▶ [EXERCISE AIM]: Below is a set of records; restate each one word for word.

(Data excerpts)
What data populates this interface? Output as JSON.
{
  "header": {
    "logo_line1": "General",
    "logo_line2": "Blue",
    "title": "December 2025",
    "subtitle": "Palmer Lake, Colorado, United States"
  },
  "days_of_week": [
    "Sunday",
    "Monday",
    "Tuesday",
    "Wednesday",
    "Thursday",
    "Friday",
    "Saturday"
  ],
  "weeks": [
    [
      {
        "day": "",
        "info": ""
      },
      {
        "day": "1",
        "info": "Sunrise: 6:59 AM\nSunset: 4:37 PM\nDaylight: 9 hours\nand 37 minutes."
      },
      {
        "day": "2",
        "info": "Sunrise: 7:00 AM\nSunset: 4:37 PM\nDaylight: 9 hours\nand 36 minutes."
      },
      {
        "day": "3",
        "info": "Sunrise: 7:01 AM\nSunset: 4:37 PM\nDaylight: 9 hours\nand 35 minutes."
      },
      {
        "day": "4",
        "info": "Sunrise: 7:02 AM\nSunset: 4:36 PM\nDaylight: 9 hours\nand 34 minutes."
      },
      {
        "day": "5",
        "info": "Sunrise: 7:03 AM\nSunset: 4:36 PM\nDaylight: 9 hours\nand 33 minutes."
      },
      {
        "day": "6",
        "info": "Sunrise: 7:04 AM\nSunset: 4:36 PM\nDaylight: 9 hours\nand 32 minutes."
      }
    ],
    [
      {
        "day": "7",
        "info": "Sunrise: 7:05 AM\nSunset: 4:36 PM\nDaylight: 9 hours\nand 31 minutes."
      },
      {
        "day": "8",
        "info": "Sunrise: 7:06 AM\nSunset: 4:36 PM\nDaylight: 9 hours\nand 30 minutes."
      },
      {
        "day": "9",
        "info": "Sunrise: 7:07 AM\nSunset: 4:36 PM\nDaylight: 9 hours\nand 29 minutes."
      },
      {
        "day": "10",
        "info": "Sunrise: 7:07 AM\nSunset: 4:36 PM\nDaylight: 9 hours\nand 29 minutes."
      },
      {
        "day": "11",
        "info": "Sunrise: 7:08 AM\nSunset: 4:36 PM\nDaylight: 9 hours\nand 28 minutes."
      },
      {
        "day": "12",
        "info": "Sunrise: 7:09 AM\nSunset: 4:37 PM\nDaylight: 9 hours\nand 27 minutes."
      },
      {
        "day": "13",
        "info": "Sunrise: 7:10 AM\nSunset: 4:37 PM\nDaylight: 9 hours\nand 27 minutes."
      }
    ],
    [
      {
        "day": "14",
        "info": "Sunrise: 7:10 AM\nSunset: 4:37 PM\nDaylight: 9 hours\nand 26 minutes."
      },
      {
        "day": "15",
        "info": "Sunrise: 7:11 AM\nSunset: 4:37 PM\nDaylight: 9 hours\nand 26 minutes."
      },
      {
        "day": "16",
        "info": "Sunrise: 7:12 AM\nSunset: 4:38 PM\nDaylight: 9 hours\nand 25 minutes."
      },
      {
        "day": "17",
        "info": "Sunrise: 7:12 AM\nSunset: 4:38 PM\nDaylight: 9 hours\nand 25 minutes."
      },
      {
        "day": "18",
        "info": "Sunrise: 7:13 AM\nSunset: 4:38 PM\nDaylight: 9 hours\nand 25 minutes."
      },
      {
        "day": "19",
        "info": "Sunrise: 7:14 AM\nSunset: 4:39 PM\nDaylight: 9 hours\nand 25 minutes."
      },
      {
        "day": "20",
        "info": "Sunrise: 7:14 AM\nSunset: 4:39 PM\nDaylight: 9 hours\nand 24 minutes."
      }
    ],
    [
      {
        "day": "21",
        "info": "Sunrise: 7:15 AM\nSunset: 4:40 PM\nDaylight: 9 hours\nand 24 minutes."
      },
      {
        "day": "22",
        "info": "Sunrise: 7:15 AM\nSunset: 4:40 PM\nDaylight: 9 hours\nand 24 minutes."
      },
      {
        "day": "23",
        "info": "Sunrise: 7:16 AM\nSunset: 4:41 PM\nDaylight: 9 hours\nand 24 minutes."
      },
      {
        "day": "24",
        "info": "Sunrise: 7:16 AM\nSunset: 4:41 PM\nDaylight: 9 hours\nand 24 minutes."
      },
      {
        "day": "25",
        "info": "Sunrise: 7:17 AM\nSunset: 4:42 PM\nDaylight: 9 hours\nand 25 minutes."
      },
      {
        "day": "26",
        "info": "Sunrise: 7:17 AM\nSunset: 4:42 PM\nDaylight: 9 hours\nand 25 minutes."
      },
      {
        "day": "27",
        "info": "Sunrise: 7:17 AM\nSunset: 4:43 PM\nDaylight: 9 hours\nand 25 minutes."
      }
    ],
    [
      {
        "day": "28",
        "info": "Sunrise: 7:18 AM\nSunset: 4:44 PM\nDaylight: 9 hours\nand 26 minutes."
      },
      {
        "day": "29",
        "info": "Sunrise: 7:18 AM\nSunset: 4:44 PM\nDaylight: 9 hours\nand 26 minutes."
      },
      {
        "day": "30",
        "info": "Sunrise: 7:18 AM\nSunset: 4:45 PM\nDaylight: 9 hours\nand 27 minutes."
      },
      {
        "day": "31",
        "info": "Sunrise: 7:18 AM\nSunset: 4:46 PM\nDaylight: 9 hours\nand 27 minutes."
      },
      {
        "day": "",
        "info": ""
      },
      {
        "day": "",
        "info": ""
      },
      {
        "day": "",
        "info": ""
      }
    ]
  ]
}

▶ [TASK OUTPUT]:
What data populates this interface? Output as JSON.
{
  "header": {
    "logo_line1": "General",
    "logo_line2": "Blue",
    "title": "December 2025",
    "subtitle": "Palmer Lake, Colorado, United States"
  },
  "days_of_week": [
    "Sunday",
    "Monday",
    "Tuesday",
    "Wednesday",
    "Thursday",
    "Friday",
    "Saturday"
  ],
  "weeks": [
    [
      {
        "day": "",
        "info": ""
      },
      {
        "day": "1",
        "info": "Sunrise: 6:59 AM\nSunset: 4:37 PM\nDaylight: 9 hours\nand 37 minutes."
      },
      {
        "day": "2",
        "info": "Sunrise: 7:00 AM\nSunset: 4:37 PM\nDaylight: 9 hours\nand 36 minutes."
      },
      {
        "day": "3",
        "info": "Sunrise: 7:01 AM\nSunset: 4:37 PM\nDaylight: 9 hours\nand 35 minutes."
      },
      {
        "day": "4",
        "info": "Sunrise: 7:02 AM\nSunset: 4:36 PM\nDaylight: 9 hours\nand 34 minutes."
      },
      {
        "day": "5",
        "info": "Sunrise: 7:03 AM\nSunset: 4:36 PM\nDaylight: 9 hours\nand 33 minutes."
      },
      {
        "day": "6",
        "info": "Sunrise: 7:04 AM\nSunset: 4:36 PM\nDaylight: 9 hours\nand 32 minutes."
      }
    ],
    [
      {
        "day": "7",
        "info": "Sunrise: 7:05 AM\nSunset: 4:36 PM\nDaylight: 9 hours\nand 31 minutes."
      },
      {
        "day": "8",
        "info": "Sunrise: 7:06 AM\nSunset: 4:36 PM\nDaylight: 9 hours\nand 30 minutes."
      },
      {
        "day": "9",
        "info": "Sunrise: 7:07 AM\nSunset: 4:36 PM\nDaylight: 9 hours\nand 29 minutes."
      },
      {
        "day": "10",
        "info": "Sunrise: 7:07 AM\nSunset: 4:36 PM\nDaylight: 9 hours\nand 29 minutes."
      },
      {
        "day": "11",
        "info": "Sunrise: 7:08 AM\nSunset: 4:36 PM\nDaylight: 9 hours\nand 28 minutes."
      },
      {
        "day": "12",
        "info": "Sunrise: 7:09 AM\nSunset: 4:37 PM\nDaylight: 9 hours\nand 27 minutes."
      },
      {
        "day": "13",
        "info": "Sunrise: 7:10 AM\nSunset: 4:37 PM\nDaylight: 9 hours\nand 27 minutes."
      }
    ],
    [
      {
        "day": "14",
        "info": "Sunrise: 7:10 AM\nSunset: 4:37 PM\nDaylight: 9 hours\nand 26 minutes."
      },
      {
        "day": "15",
        "info": "Sunrise: 7:11 AM\nSunset: 4:37 PM\nDaylight: 9 hours\nand 26 minutes."
      },
      {
        "day": "16",
        "info": "Sunrise: 7:12 AM\nSunset: 4:38 PM\nDaylight: 9 hours\nand 25 minutes."
      },
      {
        "day": "17",
        "info": "Sunrise: 7:12 AM\nSunset: 4:38 PM\nDaylight: 9 hours\nand 25 minutes."
      },
      {
        "day": "18",
        "info": "Sunrise: 7:13 AM\nSunset: 4:38 PM\nDaylight: 9 hours\nand 25 minutes."
      },
      {
        "day": "19",
        "info": "Sunrise: 7:14 AM\nSunset: 4:39 PM\nDaylight: 9 hours\nand 25 minutes."
      },
      {
        "day": "20",
        "info": "Sunrise: 7:14 AM\nSunset: 4:39 PM\nDaylight: 9 hours\nand 24 minutes."
      }
    ],
    [
      {
        "day": "21",
        "info": "Sunrise: 7:15 AM\nSunset: 4:40 PM\nDaylight: 9 hours\nand 24 minutes."
      },
      {
        "day": "22",
        "info": "Sunrise: 7:15 AM\nSunset: 4:40 PM\nDaylight: 9 hours\nand 24 minutes."
      },
      {
        "day": "23",
        "info": "Sunrise: 7:16 AM\nSunset: 4:41 PM\nDaylight: 9 hours\nand 24 minutes."
      },
      {
        "day": "24",
        "info": "Sunrise: 7:16 AM\nSunset: 4:41 PM\nDaylight: 9 hours\nand 24 minutes."
      },
      {
        "day": "25",
        "info": "Sunrise: 7:17 AM\nSunset: 4:42 PM\nDaylight: 9 hours\nand 25 minutes."
      },
      {
        "day": "26",
        "info": "Sunrise: 7:17 AM\nSunset: 4:42 PM\nDaylight: 9 hours\nand 25 minutes."
      },
      {
        "day": "27",
        "info": "Sunrise: 7:17 AM\nSunset: 4:43 PM\nDaylight: 9 hours\nand 25 minutes."
      }
    ],
    [
      {
        "day": "28",
        "info": "Sunrise: 7:18 AM\nSunset: 4:44 PM\nDaylight: 9 hours\nand 26 minutes."
      },
      {
        "day": "29",
        "info": "Sunrise: 7:18 AM\nSunset: 4:44 PM\nDaylight: 9 hours\nand 26 minutes."
      },
      {
        "day": "30",
        "info": "Sunrise: 7:18 AM\nSunset: 4:45 PM\nDaylight: 9 hours\nand 27 minutes."
      },
      {
        "day": "31",
        "info": "Sunrise: 7:18 AM\nSunset: 4:46 PM\nDaylight: 9 hours\nand 27 minutes."
      },
      {
        "day": "",
        "info": ""
      },
      {
        "day": "",
        "info": ""
      },
      {
        "day": "",
        "info": ""
      }
    ]
  ]
}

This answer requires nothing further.